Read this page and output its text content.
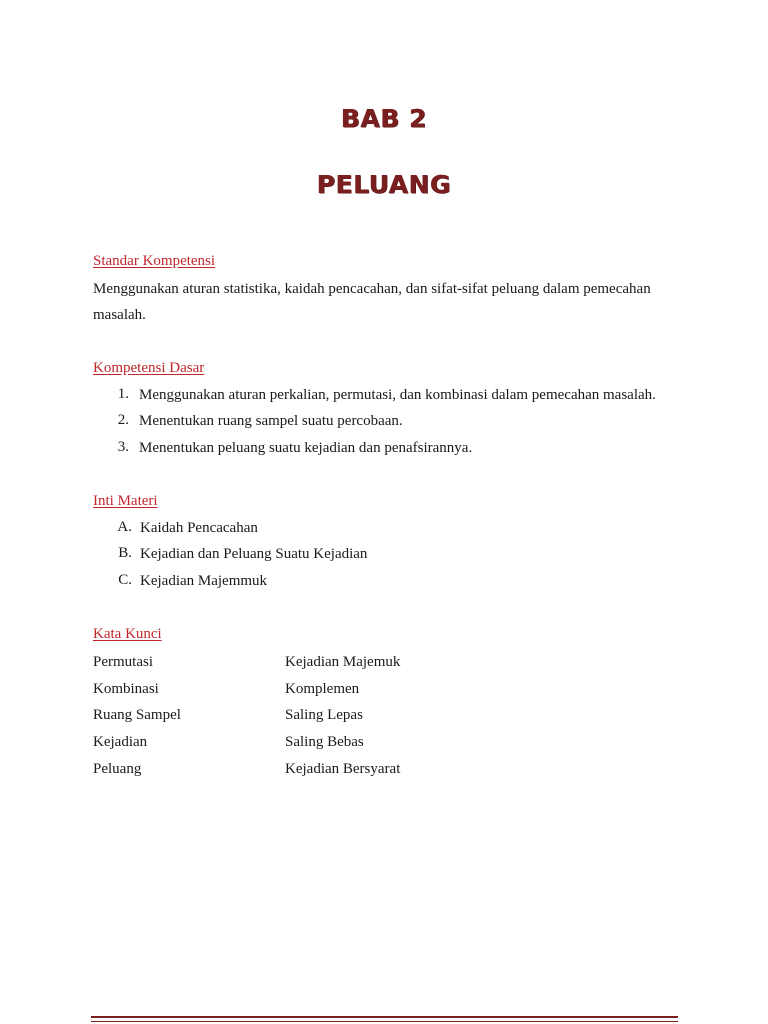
BAB 2
PELUANG
Standar Kompetensi
Menggunakan aturan statistika, kaidah pencacahan, dan sifat-sifat peluang dalam pemecahan
masalah.
Kompetensi Dasar
1. Menggunakan aturan perkalian, permutasi, dan kombinasi dalam pemecahan masalah.
2. Menentukan ruang sampel suatu percobaan.
3. Menentukan peluang suatu kejadian dan penafsirannya.
Inti Materi
A. Kaidah Pencacahan
B. Kejadian dan Peluang Suatu Kejadian
C. Kejadian Majemmuk
Kata Kunci
Permutasi
Kombinasi
Ruang Sampel
Kejadian
Peluang
Kejadian Majemuk
Komplemen
Saling Lepas
Saling Bebas
Kejadian Bersyarat
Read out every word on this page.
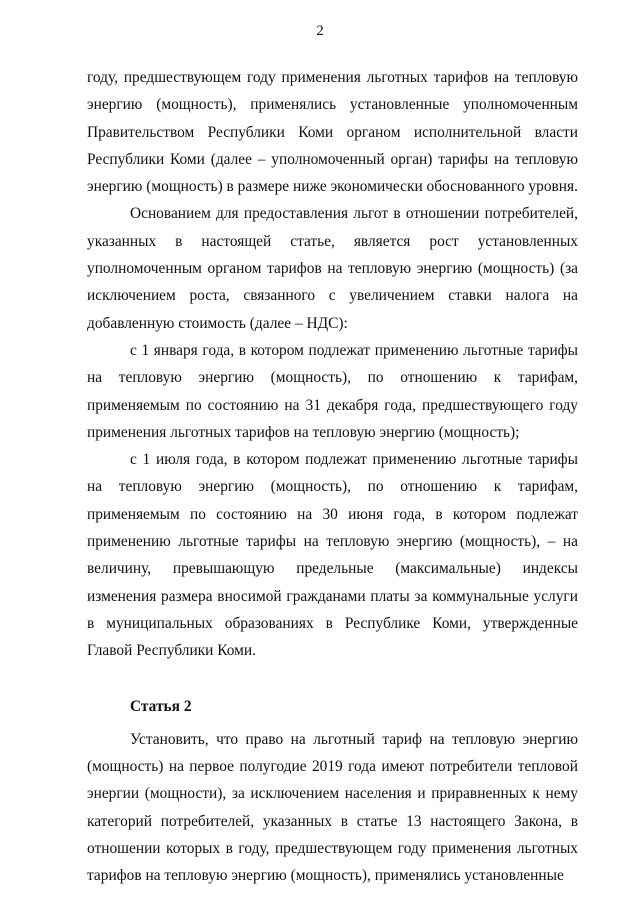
2

году, предшествующем году применения льготных тарифов на тепловую энергию (мощность), применялись установленные уполномоченным Правительством Республики Коми органом исполнительной власти Республики Коми (далее – уполномоченный орган) тарифы на тепловую энергию (мощность) в размере ниже экономически обоснованного уровня.

Основанием для предоставления льгот в отношении потребителей, указанных в настоящей статье, является рост установленных уполномоченным органом тарифов на тепловую энергию (мощность) (за исключением роста, связанного с увеличением ставки налога на добавленную стоимость (далее – НДС):

с 1 января года, в котором подлежат применению льготные тарифы на тепловую энергию (мощность), по отношению к тарифам, применяемым по состоянию на 31 декабря года, предшествующего году применения льготных тарифов на тепловую энергию (мощность);

с 1 июля года, в котором подлежат применению льготные тарифы на тепловую энергию (мощность), по отношению к тарифам, применяемым по состоянию на 30 июня года, в котором подлежат применению льготные тарифы на тепловую энергию (мощность), – на величину, превышающую предельные (максимальные) индексы изменения размера вносимой гражданами платы за коммунальные услуги в муниципальных образованиях в Республике Коми, утвержденные Главой Республики Коми.

Статья 2

Установить, что право на льготный тариф на тепловую энергию (мощность) на первое полугодие 2019 года имеют потребители тепловой энергии (мощности), за исключением населения и приравненных к нему категорий потребителей, указанных в статье 13 настоящего Закона, в отношении которых в году, предшествующем году применения льготных тарифов на тепловую энергию (мощность), применялись установленные
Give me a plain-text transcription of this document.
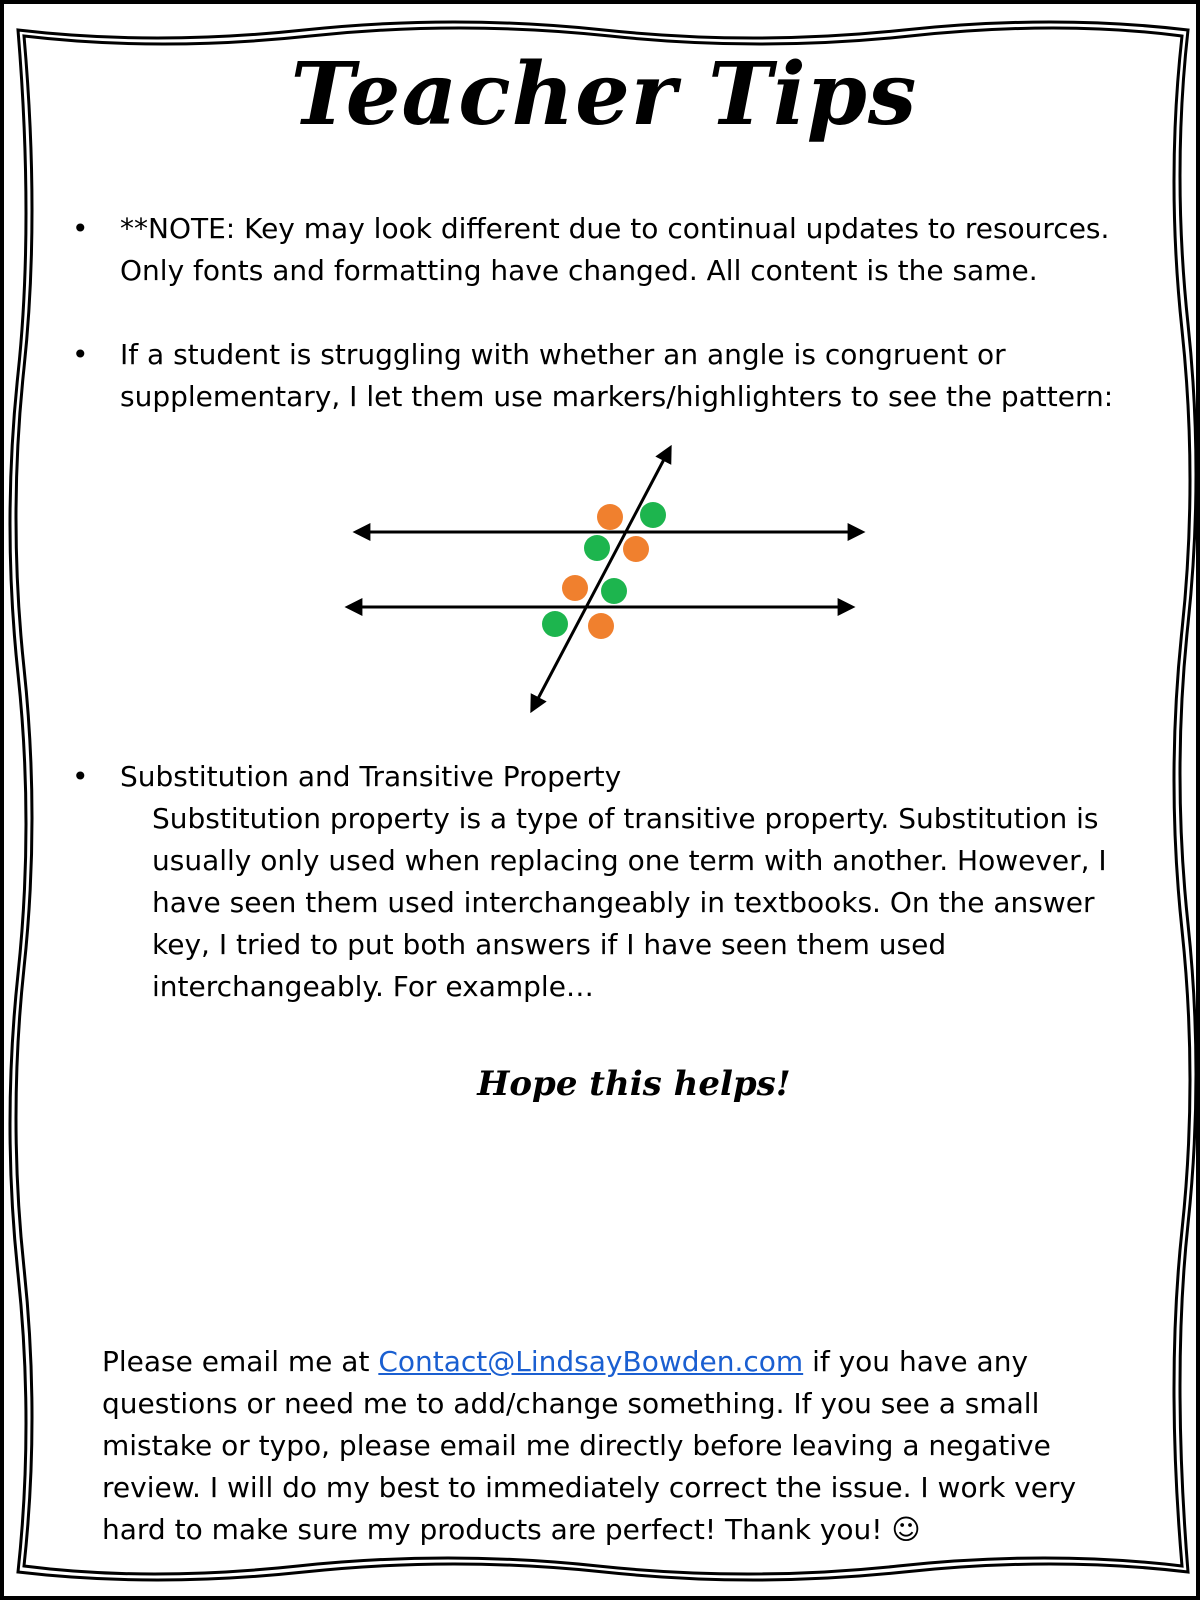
Teacher Tips
• **NOTE: Key may look different due to continual updates to resources. Only fonts and formatting have changed. All content is the same.
• If a student is struggling with whether an angle is congruent or supplementary, I let them use markers/highlighters to see the pattern:
• Substitution and Transitive Property
Substitution property is a type of transitive property. Substitution is usually only used when replacing one term with another. However, I have seen them used interchangeably in textbooks. On the answer key, I tried to put both answers if I have seen them used interchangeably. For example…
Hope this helps!
Please email me at Contact@LindsayBowden.com if you have any questions or need me to add/change something. If you see a small mistake or typo, please email me directly before leaving a negative review. I will do my best to immediately correct the issue. I work very hard to make sure my products are perfect! Thank you! ☺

--------------------------------

## WHAT THIS TASK INVOLVES:
Check each line of the data above for the word "указанных", then state how many lines have it. Give the number alone.

## TASK OUTPUT:
2